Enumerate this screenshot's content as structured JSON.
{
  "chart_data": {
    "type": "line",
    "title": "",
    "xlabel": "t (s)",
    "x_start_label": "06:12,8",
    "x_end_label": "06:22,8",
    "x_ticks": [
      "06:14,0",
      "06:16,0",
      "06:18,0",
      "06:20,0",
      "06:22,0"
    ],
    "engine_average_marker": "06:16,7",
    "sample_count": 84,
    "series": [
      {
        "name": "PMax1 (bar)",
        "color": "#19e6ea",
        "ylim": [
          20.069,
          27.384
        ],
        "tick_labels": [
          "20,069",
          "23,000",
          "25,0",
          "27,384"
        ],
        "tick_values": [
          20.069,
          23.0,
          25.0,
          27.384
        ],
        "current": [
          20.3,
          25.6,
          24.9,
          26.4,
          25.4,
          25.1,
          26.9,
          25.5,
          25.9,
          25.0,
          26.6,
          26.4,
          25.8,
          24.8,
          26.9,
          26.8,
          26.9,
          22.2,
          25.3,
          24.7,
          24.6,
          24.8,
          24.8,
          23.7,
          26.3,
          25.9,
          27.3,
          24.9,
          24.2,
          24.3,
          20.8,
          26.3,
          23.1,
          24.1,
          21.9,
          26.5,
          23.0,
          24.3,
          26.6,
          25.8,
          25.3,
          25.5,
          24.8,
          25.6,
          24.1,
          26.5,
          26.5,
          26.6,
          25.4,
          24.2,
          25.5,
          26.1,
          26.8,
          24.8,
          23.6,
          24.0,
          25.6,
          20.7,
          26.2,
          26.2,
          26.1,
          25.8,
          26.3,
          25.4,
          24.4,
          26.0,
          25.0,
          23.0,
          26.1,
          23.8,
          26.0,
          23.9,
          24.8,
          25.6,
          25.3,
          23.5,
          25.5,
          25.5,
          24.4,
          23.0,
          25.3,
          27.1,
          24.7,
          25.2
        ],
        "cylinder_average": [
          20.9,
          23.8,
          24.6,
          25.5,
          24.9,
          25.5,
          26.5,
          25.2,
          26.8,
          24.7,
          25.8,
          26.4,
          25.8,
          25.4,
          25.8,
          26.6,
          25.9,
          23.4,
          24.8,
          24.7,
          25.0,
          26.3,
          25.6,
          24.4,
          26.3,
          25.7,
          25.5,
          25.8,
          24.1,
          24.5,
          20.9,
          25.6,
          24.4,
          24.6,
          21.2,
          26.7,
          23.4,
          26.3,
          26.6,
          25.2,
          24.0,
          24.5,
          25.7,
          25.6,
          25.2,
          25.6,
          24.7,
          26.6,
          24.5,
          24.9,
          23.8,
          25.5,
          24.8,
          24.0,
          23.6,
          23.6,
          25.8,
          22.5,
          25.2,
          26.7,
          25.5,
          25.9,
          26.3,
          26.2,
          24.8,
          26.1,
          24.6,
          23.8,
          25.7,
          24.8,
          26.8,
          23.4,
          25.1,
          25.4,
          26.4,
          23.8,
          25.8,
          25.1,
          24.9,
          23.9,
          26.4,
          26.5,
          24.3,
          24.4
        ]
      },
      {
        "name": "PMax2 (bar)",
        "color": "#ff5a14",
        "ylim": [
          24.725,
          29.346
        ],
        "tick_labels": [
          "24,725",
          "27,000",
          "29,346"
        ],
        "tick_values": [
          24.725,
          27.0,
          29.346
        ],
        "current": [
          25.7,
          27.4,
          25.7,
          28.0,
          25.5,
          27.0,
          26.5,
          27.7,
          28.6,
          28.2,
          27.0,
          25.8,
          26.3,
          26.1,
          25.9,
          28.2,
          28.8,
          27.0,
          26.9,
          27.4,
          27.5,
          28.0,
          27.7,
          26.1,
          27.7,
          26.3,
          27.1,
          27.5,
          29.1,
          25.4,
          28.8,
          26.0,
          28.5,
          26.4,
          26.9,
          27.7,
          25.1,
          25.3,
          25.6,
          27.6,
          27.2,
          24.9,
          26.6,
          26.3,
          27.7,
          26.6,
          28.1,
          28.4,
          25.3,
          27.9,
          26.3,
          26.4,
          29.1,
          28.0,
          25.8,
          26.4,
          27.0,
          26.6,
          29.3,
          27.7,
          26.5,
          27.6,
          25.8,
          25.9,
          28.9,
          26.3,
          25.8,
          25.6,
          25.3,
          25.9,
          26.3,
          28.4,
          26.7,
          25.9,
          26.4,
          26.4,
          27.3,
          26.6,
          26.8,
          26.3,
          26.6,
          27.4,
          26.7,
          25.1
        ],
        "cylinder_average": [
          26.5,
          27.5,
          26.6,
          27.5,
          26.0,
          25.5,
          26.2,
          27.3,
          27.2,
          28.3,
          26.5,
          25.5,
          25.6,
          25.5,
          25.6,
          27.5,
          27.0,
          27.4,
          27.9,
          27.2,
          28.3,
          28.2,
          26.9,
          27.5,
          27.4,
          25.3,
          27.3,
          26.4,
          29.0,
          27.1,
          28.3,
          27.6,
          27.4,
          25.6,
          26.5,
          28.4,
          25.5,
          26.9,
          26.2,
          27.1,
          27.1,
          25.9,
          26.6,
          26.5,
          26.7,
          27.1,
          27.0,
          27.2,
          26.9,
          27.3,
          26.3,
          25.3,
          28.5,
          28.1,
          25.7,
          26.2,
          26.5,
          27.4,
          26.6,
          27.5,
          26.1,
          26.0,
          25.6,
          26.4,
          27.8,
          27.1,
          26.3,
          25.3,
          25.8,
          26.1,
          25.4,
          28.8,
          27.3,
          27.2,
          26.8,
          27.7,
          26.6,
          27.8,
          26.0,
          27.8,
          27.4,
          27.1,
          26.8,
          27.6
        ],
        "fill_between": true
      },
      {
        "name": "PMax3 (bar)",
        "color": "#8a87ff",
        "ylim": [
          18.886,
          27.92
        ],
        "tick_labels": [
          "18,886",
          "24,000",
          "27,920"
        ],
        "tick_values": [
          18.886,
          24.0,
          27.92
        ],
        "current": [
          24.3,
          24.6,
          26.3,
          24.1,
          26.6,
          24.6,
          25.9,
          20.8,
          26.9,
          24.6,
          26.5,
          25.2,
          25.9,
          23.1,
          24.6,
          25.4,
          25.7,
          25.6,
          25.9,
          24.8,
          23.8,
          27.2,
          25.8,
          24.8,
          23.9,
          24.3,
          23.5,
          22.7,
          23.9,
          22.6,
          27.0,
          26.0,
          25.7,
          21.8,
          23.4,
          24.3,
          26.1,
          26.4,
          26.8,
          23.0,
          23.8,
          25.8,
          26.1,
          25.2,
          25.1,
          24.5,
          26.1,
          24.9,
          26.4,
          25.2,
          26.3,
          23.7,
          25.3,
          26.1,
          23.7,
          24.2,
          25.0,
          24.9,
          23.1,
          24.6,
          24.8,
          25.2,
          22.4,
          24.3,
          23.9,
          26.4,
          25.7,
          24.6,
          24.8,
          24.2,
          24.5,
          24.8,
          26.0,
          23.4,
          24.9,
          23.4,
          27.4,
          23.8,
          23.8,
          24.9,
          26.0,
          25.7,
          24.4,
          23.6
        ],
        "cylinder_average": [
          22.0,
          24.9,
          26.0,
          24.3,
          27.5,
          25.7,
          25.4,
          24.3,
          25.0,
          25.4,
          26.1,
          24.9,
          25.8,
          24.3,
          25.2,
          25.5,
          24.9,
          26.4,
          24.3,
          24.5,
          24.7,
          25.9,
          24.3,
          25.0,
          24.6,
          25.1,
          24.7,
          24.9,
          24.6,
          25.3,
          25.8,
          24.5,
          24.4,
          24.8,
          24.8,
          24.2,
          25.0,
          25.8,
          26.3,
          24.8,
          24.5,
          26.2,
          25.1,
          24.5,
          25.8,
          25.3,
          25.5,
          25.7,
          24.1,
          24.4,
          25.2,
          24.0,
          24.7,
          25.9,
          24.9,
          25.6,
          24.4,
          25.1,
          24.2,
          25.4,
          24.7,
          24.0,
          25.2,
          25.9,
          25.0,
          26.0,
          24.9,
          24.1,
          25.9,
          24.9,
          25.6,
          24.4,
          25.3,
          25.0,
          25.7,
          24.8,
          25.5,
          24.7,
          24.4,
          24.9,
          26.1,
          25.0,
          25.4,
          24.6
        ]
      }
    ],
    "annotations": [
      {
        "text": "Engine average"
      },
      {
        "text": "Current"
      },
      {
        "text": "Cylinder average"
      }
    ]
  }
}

### EXERCISE DESCRIPTION
Go through the entries and return each line where the word "text" appears.

### COMPLETE OUTPUT
        "text": "Engine average"
        "text": "Current"
        "text": "Cylinder average"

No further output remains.